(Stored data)
··········
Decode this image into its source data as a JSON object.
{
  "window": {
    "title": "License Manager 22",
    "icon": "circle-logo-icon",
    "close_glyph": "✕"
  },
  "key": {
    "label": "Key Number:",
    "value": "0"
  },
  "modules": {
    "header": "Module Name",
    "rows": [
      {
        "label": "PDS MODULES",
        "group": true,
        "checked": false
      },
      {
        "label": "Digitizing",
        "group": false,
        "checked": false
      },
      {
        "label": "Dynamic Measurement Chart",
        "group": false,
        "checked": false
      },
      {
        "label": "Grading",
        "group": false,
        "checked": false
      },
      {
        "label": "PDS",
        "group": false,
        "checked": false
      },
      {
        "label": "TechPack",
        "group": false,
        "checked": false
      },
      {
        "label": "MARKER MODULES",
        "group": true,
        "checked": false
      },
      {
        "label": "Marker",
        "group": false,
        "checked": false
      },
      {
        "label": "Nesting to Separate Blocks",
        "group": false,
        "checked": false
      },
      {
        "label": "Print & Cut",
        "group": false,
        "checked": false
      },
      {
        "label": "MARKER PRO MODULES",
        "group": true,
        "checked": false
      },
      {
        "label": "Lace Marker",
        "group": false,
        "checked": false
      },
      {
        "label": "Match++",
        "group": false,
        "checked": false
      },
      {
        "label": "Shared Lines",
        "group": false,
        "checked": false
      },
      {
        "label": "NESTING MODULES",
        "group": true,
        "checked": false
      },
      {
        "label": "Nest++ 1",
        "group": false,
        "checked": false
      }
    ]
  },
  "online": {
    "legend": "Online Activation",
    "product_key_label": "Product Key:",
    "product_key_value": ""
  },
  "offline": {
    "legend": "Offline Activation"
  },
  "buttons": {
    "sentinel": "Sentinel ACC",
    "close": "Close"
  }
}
··········
- Aim
From the entries above, select each line containing the string "Activation".

- Response
    "legend": "Online Activation",
    "legend": "Offline Activation"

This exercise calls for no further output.